• **Directive**
Pick out every line in the data below that holds "borra".

• **Supplied data**
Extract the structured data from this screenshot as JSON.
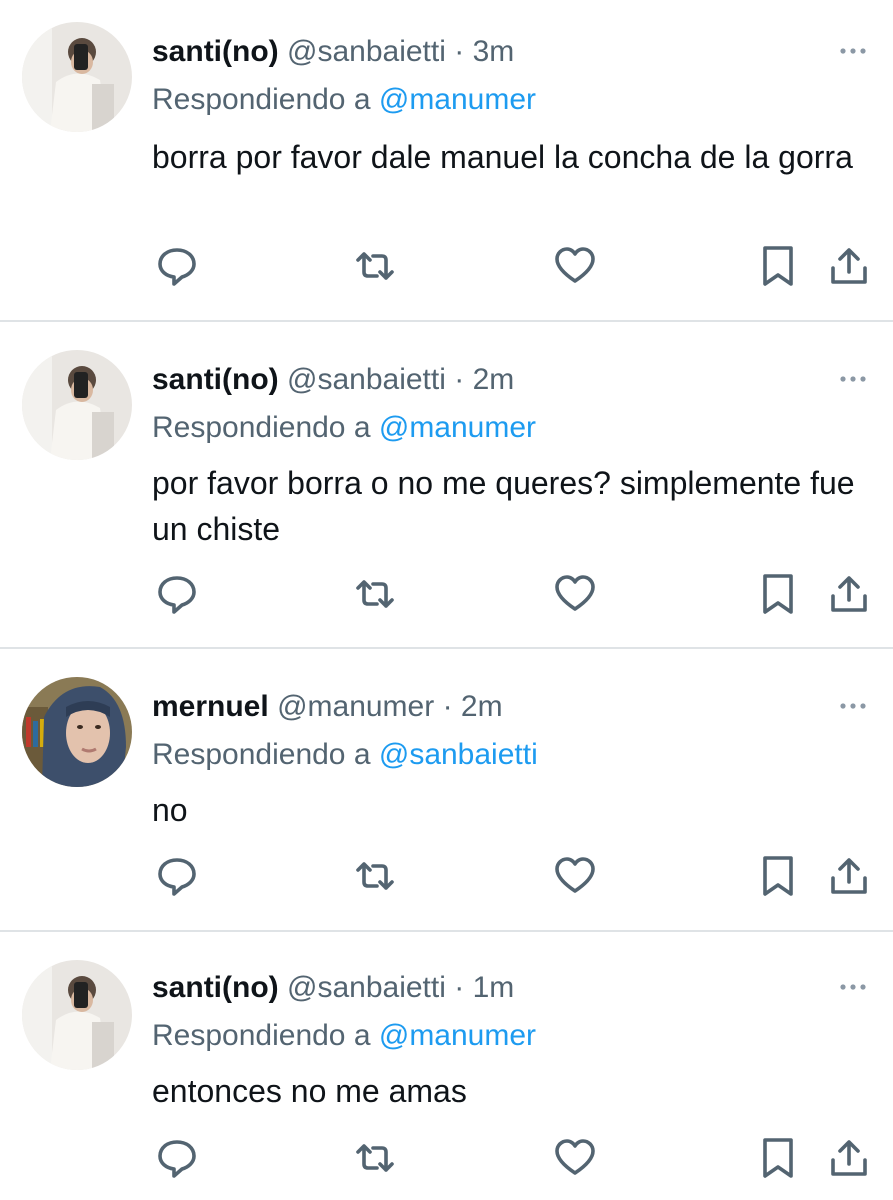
{
  "tweets": [
    {
      "name": "santi(no)",
      "handle": "@sanbaietti",
      "separator": "·",
      "time": "3m",
      "replying_prefix": "Respondiendo a",
      "replying_to": "@manumer",
      "text": "borra por favor dale manuel la concha de la gorra",
      "avatar": "avatar-white-shirt-selfie"
    },
    {
      "name": "santi(no)",
      "handle": "@sanbaietti",
      "separator": "·",
      "time": "2m",
      "replying_prefix": "Respondiendo a",
      "replying_to": "@manumer",
      "text": "por favor borra o no me queres? simplemente fue un chiste",
      "avatar": "avatar-white-shirt-selfie"
    },
    {
      "name": "mernuel",
      "handle": "@manumer",
      "separator": "·",
      "time": "2m",
      "replying_prefix": "Respondiendo a",
      "replying_to": "@sanbaietti",
      "text": "no",
      "avatar": "avatar-hoodie"
    },
    {
      "name": "santi(no)",
      "handle": "@sanbaietti",
      "separator": "·",
      "time": "1m",
      "replying_prefix": "Respondiendo a",
      "replying_to": "@manumer",
      "text": "entonces no me amas",
      "avatar": "avatar-white-shirt-selfie"
    }
  ],
  "icons": {
    "reply": "reply-icon",
    "retweet": "retweet-icon",
    "like": "like-icon",
    "bookmark": "bookmark-icon",
    "share": "share-icon",
    "more": "more-icon"
  },
  "colors": {
    "text_primary": "#0f1419",
    "text_secondary": "#536471",
    "link": "#1d9bf0",
    "divider": "#dfe3e6"
  }
}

• **Solution below**
      "text": "borra por favor dale manuel la concha de la gorra",
      "text": "por favor borra o no me queres? simplemente fue un chiste",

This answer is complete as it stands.